Exercise: Take all the material and copy it exactly.

Data shown:

━━━━

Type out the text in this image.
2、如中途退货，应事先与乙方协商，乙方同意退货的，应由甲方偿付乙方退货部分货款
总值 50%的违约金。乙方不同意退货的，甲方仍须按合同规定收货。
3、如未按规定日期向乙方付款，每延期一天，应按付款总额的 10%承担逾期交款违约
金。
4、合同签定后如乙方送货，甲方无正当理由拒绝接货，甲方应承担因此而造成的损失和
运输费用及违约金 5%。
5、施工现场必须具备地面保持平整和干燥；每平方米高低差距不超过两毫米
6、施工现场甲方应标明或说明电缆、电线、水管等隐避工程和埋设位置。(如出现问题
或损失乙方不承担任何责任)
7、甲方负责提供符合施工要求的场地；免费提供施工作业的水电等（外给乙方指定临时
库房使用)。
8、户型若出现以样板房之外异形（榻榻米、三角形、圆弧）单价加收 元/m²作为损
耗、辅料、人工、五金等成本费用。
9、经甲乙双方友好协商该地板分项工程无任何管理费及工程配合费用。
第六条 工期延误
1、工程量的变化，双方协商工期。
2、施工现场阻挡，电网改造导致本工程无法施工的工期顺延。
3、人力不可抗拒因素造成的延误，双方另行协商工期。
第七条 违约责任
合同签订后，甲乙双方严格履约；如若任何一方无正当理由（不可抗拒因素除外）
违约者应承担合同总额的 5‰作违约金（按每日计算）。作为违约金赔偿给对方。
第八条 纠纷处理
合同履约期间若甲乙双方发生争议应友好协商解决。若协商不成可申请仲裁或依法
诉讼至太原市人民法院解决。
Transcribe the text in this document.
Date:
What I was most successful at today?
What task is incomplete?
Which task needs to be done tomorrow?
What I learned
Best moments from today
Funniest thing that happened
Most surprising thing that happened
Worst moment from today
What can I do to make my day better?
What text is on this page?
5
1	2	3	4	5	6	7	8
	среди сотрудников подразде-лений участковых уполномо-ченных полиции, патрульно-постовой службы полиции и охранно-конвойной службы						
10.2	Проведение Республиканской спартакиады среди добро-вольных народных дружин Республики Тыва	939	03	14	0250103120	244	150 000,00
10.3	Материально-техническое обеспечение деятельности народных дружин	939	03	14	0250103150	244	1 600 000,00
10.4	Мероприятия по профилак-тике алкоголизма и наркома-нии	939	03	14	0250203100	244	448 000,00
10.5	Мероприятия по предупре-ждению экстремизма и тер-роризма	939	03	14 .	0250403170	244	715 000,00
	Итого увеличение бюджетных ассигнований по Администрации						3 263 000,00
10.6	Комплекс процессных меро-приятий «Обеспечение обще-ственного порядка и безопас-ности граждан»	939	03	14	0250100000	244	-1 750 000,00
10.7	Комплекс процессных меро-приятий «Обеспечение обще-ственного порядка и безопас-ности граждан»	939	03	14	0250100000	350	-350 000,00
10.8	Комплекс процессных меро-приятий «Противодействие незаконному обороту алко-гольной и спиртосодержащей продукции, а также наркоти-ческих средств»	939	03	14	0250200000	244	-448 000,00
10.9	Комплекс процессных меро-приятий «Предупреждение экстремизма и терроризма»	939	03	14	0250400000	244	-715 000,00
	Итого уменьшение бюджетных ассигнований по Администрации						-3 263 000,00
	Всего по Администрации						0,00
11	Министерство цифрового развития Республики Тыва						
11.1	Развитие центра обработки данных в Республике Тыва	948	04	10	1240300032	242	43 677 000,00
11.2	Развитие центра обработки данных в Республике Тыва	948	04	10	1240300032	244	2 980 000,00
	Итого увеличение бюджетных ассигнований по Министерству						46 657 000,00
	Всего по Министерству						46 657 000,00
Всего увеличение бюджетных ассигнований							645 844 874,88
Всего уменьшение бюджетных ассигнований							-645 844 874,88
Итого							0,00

━━━━

Response for this exercise:
Type out the text in this image.
2、如中途退货，应事先与乙方协商，乙方同意退货的，应由甲方偿付乙方退货部分货款
总值 50%的违约金。乙方不同意退货的，甲方仍须按合同规定收货。
3、如未按规定日期向乙方付款，每延期一天，应按付款总额的 10%承担逾期交款违约
金。
4、合同签定后如乙方送货，甲方无正当理由拒绝接货，甲方应承担因此而造成的损失和
运输费用及违约金 5%。
5、施工现场必须具备地面保持平整和干燥；每平方米高低差距不超过两毫米
6、施工现场甲方应标明或说明电缆、电线、水管等隐避工程和埋设位置。(如出现问题
或损失乙方不承担任何责任)
7、甲方负责提供符合施工要求的场地；免费提供施工作业的水电等（外给乙方指定临时
库房使用)。
8、户型若出现以样板房之外异形（榻榻米、三角形、圆弧）单价加收 元/m²作为损
耗、辅料、人工、五金等成本费用。
9、经甲乙双方友好协商该地板分项工程无任何管理费及工程配合费用。
第六条 工期延误
1、工程量的变化，双方协商工期。
2、施工现场阻挡，电网改造导致本工程无法施工的工期顺延。
3、人力不可抗拒因素造成的延误，双方另行协商工期。
第七条 违约责任
合同签订后，甲乙双方严格履约；如若任何一方无正当理由（不可抗拒因素除外）
违约者应承担合同总额的 5‰作违约金（按每日计算）。作为违约金赔偿给对方。
第八条 纠纷处理
合同履约期间若甲乙双方发生争议应友好协商解决。若协商不成可申请仲裁或依法
诉讼至太原市人民法院解决。
Transcribe the text in this document.
Date:
What I was most successful at today?
What task is incomplete?
Which task needs to be done tomorrow?
What I learned
Best moments from today
Funniest thing that happened
Most surprising thing that happened
Worst moment from today
What can I do to make my day better?
What text is on this page?
5
1	2	3	4	5	6	7	8
	среди сотрудников подразде-лений участковых уполномо-ченных полиции, патрульно-постовой службы полиции и охранно-конвойной службы						
10.2	Проведение Республиканской спартакиады среди добро-вольных народных дружин Республики Тыва	939	03	14	0250103120	244	150 000,00
10.3	Материально-техническое обеспечение деятельности народных дружин	939	03	14	0250103150	244	1 600 000,00
10.4	Мероприятия по профилак-тике алкоголизма и наркома-нии	939	03	14	0250203100	244	448 000,00
10.5	Мероприятия по предупре-ждению экстремизма и тер-роризма	939	03	14 .	0250403170	244	715 000,00
	Итого увеличение бюджетных ассигнований по Администрации						3 263 000,00
10.6	Комплекс процессных меро-приятий «Обеспечение обще-ственного порядка и безопас-ности граждан»	939	03	14	0250100000	244	-1 750 000,00
10.7	Комплекс процессных меро-приятий «Обеспечение обще-ственного порядка и безопас-ности граждан»	939	03	14	0250100000	350	-350 000,00
10.8	Комплекс процессных меро-приятий «Противодействие незаконному обороту алко-гольной и спиртосодержащей продукции, а также наркоти-ческих средств»	939	03	14	0250200000	244	-448 000,00
10.9	Комплекс процессных меро-приятий «Предупреждение экстремизма и терроризма»	939	03	14	0250400000	244	-715 000,00
	Итого уменьшение бюджетных ассигнований по Администрации						-3 263 000,00
	Всего по Администрации						0,00
11	Министерство цифрового развития Республики Тыва						
11.1	Развитие центра обработки данных в Республике Тыва	948	04	10	1240300032	242	43 677 000,00
11.2	Развитие центра обработки данных в Республике Тыва	948	04	10	1240300032	244	2 980 000,00
	Итого увеличение бюджетных ассигнований по Министерству						46 657 000,00
	Всего по Министерству						46 657 000,00
Всего увеличение бюджетных ассигнований							645 844 874,88
Всего уменьшение бюджетных ассигнований							-645 844 874,88
Итого							0,00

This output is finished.